--- EXERCISE INSTRUCTIONS ---
The entries that follow should be written out exactly.

[Data entries]
* * *

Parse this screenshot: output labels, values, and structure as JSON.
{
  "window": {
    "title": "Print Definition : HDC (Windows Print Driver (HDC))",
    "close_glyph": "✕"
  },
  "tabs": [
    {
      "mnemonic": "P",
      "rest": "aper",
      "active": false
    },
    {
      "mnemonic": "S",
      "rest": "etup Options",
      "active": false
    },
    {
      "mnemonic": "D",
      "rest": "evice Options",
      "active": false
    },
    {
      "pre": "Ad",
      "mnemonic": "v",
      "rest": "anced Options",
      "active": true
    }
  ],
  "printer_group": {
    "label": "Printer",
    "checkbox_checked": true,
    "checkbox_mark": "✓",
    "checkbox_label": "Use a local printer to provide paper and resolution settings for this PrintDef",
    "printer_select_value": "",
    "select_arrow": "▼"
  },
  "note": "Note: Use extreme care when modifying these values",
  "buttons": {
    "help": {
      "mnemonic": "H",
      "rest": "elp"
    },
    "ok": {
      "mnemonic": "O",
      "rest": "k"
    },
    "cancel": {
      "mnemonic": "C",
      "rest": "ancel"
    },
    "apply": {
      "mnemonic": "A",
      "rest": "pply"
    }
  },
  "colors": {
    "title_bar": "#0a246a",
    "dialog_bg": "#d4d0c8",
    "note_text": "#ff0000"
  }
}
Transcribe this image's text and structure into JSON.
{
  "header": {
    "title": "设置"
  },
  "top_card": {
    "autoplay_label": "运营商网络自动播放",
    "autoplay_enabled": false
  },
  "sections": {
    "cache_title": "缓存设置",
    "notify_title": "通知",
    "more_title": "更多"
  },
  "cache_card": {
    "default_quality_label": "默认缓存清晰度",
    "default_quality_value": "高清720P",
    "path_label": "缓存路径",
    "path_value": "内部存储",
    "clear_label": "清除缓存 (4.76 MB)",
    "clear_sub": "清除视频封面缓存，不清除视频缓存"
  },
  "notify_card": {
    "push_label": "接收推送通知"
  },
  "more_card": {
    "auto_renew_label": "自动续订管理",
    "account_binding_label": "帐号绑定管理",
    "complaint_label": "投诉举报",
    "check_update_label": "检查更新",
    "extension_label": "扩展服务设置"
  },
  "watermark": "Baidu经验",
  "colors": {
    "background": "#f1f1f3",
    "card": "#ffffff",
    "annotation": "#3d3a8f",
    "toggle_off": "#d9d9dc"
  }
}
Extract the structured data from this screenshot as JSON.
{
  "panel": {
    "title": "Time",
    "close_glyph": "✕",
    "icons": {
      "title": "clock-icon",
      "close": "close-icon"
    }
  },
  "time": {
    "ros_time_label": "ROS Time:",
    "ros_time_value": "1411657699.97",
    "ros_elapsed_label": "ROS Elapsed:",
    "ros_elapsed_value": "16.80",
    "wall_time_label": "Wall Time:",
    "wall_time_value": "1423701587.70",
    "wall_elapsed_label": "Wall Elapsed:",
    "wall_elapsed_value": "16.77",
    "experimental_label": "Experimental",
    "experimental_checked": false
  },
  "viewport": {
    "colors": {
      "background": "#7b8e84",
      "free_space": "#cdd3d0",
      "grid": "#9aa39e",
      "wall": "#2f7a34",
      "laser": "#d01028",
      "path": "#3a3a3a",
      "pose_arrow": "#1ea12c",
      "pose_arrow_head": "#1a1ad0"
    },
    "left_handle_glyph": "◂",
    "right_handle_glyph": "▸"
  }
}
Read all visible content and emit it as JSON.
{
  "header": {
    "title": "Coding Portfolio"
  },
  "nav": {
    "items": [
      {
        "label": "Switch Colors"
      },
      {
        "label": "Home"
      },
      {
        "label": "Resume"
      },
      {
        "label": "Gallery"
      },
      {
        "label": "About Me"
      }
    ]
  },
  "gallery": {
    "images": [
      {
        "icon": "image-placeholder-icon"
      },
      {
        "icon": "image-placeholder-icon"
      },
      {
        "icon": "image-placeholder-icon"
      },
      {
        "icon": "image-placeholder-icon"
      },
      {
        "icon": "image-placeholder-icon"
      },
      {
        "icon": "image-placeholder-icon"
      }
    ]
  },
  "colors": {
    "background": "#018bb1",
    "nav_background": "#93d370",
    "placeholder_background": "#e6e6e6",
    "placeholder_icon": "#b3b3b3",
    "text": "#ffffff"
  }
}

* * *

--- THE SOLUTION ---
Parse this screenshot: output labels, values, and structure as JSON.
{
  "window": {
    "title": "Print Definition : HDC (Windows Print Driver (HDC))",
    "close_glyph": "✕"
  },
  "tabs": [
    {
      "mnemonic": "P",
      "rest": "aper",
      "active": false
    },
    {
      "mnemonic": "S",
      "rest": "etup Options",
      "active": false
    },
    {
      "mnemonic": "D",
      "rest": "evice Options",
      "active": false
    },
    {
      "pre": "Ad",
      "mnemonic": "v",
      "rest": "anced Options",
      "active": true
    }
  ],
  "printer_group": {
    "label": "Printer",
    "checkbox_checked": true,
    "checkbox_mark": "✓",
    "checkbox_label": "Use a local printer to provide paper and resolution settings for this PrintDef",
    "printer_select_value": "",
    "select_arrow": "▼"
  },
  "note": "Note: Use extreme care when modifying these values",
  "buttons": {
    "help": {
      "mnemonic": "H",
      "rest": "elp"
    },
    "ok": {
      "mnemonic": "O",
      "rest": "k"
    },
    "cancel": {
      "mnemonic": "C",
      "rest": "ancel"
    },
    "apply": {
      "mnemonic": "A",
      "rest": "pply"
    }
  },
  "colors": {
    "title_bar": "#0a246a",
    "dialog_bg": "#d4d0c8",
    "note_text": "#ff0000"
  }
}
Transcribe this image's text and structure into JSON.
{
  "header": {
    "title": "设置"
  },
  "top_card": {
    "autoplay_label": "运营商网络自动播放",
    "autoplay_enabled": false
  },
  "sections": {
    "cache_title": "缓存设置",
    "notify_title": "通知",
    "more_title": "更多"
  },
  "cache_card": {
    "default_quality_label": "默认缓存清晰度",
    "default_quality_value": "高清720P",
    "path_label": "缓存路径",
    "path_value": "内部存储",
    "clear_label": "清除缓存 (4.76 MB)",
    "clear_sub": "清除视频封面缓存，不清除视频缓存"
  },
  "notify_card": {
    "push_label": "接收推送通知"
  },
  "more_card": {
    "auto_renew_label": "自动续订管理",
    "account_binding_label": "帐号绑定管理",
    "complaint_label": "投诉举报",
    "check_update_label": "检查更新",
    "extension_label": "扩展服务设置"
  },
  "watermark": "Baidu经验",
  "colors": {
    "background": "#f1f1f3",
    "card": "#ffffff",
    "annotation": "#3d3a8f",
    "toggle_off": "#d9d9dc"
  }
}
Extract the structured data from this screenshot as JSON.
{
  "panel": {
    "title": "Time",
    "close_glyph": "✕",
    "icons": {
      "title": "clock-icon",
      "close": "close-icon"
    }
  },
  "time": {
    "ros_time_label": "ROS Time:",
    "ros_time_value": "1411657699.97",
    "ros_elapsed_label": "ROS Elapsed:",
    "ros_elapsed_value": "16.80",
    "wall_time_label": "Wall Time:",
    "wall_time_value": "1423701587.70",
    "wall_elapsed_label": "Wall Elapsed:",
    "wall_elapsed_value": "16.77",
    "experimental_label": "Experimental",
    "experimental_checked": false
  },
  "viewport": {
    "colors": {
      "background": "#7b8e84",
      "free_space": "#cdd3d0",
      "grid": "#9aa39e",
      "wall": "#2f7a34",
      "laser": "#d01028",
      "path": "#3a3a3a",
      "pose_arrow": "#1ea12c",
      "pose_arrow_head": "#1a1ad0"
    },
    "left_handle_glyph": "◂",
    "right_handle_glyph": "▸"
  }
}
Read all visible content and emit it as JSON.
{
  "header": {
    "title": "Coding Portfolio"
  },
  "nav": {
    "items": [
      {
        "label": "Switch Colors"
      },
      {
        "label": "Home"
      },
      {
        "label": "Resume"
      },
      {
        "label": "Gallery"
      },
      {
        "label": "About Me"
      }
    ]
  },
  "gallery": {
    "images": [
      {
        "icon": "image-placeholder-icon"
      },
      {
        "icon": "image-placeholder-icon"
      },
      {
        "icon": "image-placeholder-icon"
      },
      {
        "icon": "image-placeholder-icon"
      },
      {
        "icon": "image-placeholder-icon"
      },
      {
        "icon": "image-placeholder-icon"
      }
    ]
  },
  "colors": {
    "background": "#018bb1",
    "nav_background": "#93d370",
    "placeholder_background": "#e6e6e6",
    "placeholder_icon": "#b3b3b3",
    "text": "#ffffff"
  }
}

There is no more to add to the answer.